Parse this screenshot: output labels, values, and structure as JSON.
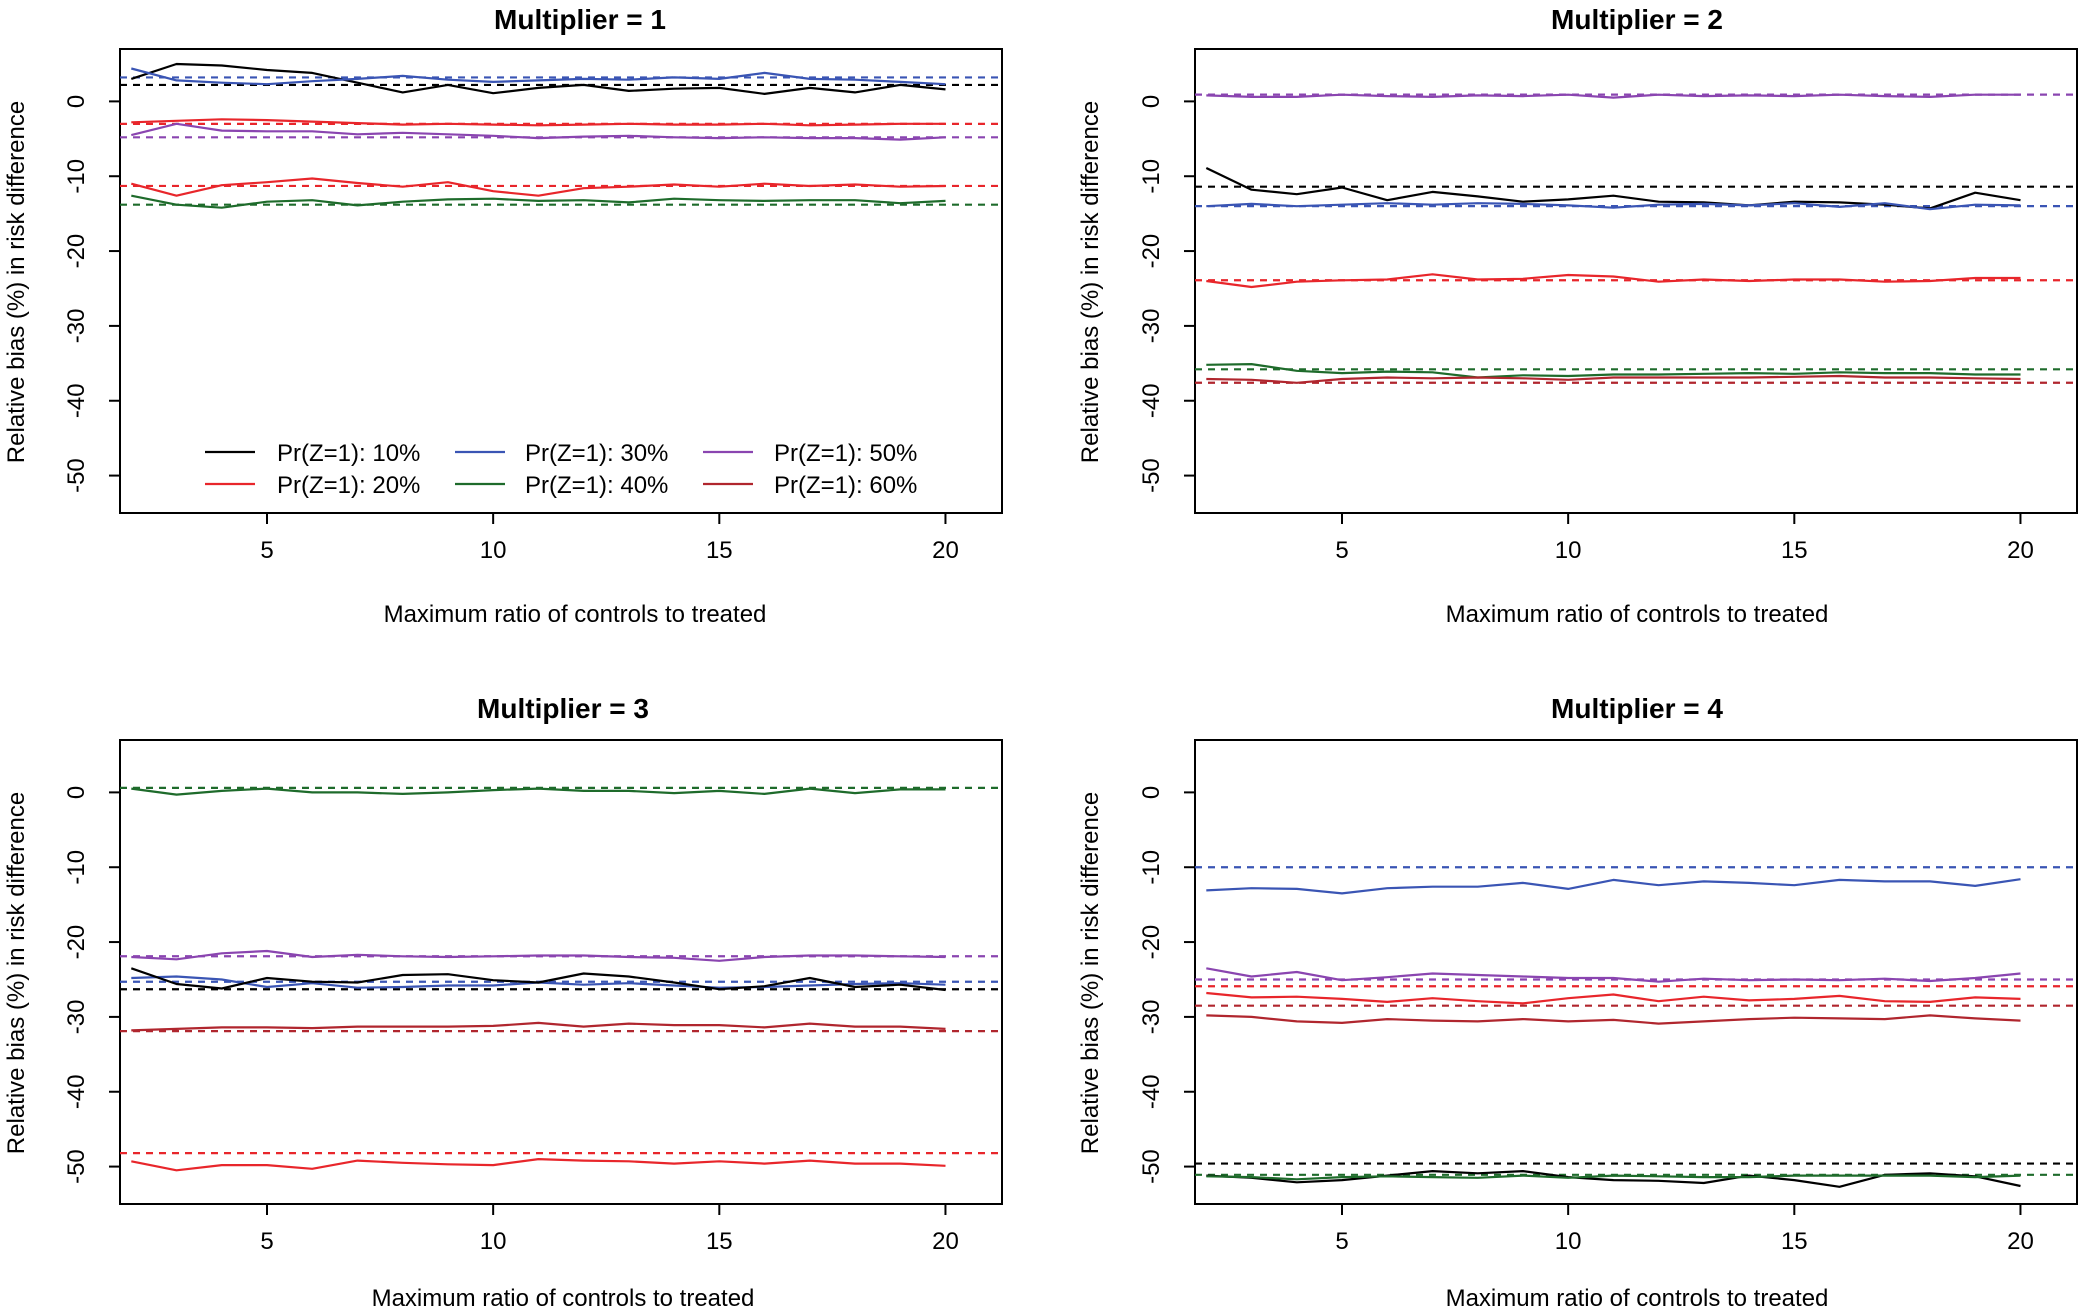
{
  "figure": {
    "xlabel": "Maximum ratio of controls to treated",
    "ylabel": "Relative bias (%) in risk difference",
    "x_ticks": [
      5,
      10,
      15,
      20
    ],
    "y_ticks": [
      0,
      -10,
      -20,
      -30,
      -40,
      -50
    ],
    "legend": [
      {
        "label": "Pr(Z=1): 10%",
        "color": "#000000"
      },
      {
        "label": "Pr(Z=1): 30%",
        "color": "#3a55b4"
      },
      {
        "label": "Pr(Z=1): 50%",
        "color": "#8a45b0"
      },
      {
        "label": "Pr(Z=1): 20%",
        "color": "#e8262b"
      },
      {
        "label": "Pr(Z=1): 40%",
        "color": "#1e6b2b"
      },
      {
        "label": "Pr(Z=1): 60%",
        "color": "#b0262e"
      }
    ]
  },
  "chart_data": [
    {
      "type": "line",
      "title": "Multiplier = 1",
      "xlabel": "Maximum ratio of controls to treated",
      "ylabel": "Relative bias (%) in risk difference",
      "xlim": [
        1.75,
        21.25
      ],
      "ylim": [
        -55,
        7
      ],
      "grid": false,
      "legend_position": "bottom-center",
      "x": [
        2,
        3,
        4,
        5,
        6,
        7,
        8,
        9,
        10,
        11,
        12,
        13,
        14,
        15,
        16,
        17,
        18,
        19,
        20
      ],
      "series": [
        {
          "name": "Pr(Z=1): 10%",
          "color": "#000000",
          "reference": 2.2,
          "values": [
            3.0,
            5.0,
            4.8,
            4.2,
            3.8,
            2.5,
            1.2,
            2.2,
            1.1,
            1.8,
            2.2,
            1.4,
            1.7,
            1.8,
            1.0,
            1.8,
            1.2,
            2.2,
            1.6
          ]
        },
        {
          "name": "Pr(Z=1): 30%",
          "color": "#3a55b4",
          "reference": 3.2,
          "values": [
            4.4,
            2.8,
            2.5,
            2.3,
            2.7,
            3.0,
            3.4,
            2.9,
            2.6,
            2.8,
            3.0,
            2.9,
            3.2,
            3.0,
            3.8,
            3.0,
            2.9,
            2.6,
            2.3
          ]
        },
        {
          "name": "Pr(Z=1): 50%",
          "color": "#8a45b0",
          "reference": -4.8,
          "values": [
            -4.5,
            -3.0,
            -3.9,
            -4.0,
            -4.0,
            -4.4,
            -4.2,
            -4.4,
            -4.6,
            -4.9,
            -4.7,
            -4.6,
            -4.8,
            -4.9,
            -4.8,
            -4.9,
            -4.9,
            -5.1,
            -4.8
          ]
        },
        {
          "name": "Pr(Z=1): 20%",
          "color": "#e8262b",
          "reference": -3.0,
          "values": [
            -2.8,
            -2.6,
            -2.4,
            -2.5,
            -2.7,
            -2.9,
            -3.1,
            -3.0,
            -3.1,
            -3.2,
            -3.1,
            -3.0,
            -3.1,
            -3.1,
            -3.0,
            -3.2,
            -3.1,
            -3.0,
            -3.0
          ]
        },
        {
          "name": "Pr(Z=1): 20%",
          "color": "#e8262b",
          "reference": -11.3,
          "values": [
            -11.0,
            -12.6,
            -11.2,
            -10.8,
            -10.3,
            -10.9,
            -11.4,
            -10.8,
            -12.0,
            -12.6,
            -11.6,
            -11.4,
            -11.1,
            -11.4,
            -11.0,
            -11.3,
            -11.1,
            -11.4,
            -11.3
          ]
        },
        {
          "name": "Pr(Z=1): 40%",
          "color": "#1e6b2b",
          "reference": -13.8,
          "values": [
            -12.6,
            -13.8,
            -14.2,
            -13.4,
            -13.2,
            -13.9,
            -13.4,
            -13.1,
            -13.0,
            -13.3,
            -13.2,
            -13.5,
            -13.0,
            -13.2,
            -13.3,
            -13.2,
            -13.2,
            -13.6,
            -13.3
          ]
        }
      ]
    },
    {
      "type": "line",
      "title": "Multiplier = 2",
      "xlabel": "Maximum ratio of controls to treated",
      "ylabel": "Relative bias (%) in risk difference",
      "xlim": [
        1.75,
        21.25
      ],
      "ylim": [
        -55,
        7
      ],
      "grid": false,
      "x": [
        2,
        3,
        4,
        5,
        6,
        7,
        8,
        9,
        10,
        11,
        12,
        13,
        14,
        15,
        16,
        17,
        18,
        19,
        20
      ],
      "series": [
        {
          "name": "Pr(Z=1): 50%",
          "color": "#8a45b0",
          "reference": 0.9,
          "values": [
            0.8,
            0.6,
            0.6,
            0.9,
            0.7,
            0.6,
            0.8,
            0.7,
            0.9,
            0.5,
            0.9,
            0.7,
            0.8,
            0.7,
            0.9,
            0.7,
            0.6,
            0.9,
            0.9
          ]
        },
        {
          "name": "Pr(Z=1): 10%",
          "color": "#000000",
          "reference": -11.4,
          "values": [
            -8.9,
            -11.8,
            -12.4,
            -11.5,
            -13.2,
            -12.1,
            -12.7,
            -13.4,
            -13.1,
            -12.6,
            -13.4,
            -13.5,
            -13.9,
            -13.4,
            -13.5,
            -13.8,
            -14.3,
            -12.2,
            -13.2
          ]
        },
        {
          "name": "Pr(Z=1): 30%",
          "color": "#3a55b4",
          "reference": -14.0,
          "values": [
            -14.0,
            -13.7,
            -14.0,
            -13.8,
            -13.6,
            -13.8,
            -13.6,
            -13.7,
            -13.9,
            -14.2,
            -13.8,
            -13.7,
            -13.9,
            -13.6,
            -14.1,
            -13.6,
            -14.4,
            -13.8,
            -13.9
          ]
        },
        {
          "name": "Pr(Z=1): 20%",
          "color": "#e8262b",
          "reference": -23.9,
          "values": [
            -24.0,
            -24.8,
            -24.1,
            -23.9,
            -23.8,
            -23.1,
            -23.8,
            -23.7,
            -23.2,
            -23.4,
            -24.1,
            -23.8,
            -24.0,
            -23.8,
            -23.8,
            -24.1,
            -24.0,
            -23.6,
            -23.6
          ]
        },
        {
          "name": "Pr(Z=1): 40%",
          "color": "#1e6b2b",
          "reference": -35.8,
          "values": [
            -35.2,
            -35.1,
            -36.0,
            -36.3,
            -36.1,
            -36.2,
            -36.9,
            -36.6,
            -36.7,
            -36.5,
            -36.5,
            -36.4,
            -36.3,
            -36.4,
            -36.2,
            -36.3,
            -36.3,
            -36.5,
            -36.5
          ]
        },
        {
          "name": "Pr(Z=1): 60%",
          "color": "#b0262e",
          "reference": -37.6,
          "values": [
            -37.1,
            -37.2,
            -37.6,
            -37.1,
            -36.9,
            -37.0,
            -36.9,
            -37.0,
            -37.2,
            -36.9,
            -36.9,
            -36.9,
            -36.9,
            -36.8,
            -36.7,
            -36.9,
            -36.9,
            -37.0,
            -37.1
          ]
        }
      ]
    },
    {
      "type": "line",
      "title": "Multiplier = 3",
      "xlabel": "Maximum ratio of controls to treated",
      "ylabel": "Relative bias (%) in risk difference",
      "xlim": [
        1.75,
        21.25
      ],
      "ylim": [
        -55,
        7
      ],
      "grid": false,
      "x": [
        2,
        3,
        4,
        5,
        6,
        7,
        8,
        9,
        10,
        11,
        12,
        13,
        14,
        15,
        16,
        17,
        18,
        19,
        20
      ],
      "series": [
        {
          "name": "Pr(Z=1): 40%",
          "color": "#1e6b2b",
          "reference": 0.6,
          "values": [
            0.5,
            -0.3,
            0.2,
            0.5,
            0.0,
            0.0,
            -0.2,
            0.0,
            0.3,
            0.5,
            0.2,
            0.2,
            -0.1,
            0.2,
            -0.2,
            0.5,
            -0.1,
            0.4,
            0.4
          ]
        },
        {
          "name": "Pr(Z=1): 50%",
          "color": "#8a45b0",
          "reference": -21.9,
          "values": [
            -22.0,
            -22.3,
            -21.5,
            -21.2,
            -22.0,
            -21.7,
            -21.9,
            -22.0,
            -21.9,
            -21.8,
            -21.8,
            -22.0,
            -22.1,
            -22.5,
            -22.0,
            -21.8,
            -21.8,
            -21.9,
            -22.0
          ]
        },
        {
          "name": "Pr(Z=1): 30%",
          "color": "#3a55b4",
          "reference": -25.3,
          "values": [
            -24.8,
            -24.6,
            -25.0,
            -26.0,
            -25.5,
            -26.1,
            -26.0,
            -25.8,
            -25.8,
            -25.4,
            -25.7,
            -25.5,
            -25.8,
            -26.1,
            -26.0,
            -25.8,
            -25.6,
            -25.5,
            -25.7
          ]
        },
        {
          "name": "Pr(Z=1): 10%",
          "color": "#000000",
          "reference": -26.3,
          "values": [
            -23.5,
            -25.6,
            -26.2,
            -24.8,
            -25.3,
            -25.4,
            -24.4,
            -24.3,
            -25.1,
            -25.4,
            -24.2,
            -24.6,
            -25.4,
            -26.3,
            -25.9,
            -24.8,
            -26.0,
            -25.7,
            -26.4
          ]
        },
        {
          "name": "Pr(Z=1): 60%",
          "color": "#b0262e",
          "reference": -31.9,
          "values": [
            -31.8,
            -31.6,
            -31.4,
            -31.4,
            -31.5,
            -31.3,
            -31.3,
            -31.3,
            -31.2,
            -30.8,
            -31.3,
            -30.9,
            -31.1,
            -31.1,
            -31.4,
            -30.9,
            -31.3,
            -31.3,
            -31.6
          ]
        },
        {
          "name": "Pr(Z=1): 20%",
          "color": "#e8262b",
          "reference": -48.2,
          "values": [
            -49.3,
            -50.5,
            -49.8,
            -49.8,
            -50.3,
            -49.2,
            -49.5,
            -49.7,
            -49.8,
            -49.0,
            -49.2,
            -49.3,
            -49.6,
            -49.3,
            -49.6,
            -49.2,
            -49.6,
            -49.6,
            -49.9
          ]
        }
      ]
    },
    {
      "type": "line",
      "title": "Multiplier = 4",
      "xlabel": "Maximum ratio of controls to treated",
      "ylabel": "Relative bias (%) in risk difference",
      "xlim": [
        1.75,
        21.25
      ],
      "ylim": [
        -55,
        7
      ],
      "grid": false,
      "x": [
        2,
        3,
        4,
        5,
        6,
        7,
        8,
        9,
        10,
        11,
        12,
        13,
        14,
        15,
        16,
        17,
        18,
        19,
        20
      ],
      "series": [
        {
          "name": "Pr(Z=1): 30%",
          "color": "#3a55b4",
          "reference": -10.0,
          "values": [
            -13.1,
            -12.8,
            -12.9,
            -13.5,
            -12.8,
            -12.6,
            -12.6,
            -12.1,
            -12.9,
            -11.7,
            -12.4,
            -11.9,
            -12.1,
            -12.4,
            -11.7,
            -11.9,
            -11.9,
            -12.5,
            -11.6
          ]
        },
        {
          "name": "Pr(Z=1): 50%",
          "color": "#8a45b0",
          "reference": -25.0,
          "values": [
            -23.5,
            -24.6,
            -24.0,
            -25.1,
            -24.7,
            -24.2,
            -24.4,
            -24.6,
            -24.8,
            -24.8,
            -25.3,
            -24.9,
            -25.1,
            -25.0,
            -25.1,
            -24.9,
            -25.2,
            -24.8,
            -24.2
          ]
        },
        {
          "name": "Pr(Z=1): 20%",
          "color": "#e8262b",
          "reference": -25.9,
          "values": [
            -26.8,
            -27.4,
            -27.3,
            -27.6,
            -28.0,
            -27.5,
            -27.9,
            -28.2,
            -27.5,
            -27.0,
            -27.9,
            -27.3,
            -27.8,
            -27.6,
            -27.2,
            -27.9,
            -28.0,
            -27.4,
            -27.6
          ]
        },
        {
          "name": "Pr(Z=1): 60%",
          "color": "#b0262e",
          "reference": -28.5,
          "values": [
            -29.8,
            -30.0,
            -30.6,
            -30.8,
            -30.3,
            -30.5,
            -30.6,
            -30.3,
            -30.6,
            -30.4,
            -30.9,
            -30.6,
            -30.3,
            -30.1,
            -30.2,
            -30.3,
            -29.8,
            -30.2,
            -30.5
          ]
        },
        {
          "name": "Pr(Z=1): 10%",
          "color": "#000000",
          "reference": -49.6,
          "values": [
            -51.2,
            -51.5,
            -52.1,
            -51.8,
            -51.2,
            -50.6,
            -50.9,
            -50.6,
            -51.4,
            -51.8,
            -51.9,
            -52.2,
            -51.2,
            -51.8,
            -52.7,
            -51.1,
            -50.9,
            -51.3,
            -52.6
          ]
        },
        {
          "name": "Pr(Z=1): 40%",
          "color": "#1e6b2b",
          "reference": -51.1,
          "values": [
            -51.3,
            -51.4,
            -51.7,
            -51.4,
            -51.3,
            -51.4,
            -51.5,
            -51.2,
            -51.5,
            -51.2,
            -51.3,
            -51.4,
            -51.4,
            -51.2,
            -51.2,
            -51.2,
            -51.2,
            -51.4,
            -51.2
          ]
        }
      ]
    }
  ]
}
────
What needs to be done: Copy out all lines above that include the string "Multiplier".

Final result:
      "title": "Multiplier = 1",
      "title": "Multiplier = 2",
      "title": "Multiplier = 3",
      "title": "Multiplier = 4",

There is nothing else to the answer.